» **Aim**: Lines containing the string "name" are to be counted; report only how many there are.

» **Given records**:
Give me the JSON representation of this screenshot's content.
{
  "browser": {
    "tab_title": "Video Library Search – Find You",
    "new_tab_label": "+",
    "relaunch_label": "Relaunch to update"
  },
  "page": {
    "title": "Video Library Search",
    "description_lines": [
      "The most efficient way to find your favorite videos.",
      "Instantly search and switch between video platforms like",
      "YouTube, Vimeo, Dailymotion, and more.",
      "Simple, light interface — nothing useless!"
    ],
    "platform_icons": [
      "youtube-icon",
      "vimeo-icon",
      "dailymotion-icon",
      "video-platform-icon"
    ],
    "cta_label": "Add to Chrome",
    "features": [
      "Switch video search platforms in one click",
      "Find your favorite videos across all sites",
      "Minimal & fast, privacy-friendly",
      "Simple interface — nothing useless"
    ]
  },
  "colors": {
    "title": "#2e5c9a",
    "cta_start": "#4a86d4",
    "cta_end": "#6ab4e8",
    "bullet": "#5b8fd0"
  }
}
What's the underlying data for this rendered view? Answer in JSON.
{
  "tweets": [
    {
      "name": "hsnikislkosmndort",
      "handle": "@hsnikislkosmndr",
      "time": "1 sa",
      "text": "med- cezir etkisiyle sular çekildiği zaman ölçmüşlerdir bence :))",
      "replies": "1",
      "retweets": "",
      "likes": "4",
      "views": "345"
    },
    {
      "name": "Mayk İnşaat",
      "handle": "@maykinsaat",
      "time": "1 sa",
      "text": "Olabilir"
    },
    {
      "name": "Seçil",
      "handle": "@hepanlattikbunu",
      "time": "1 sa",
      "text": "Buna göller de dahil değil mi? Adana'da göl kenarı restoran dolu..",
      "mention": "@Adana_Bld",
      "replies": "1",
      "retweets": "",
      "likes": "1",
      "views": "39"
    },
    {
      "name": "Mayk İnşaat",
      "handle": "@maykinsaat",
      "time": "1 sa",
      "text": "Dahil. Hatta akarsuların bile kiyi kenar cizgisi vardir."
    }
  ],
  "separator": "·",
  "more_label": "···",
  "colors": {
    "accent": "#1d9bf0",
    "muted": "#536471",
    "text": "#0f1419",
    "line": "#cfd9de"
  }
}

» **Answer for the task**: 4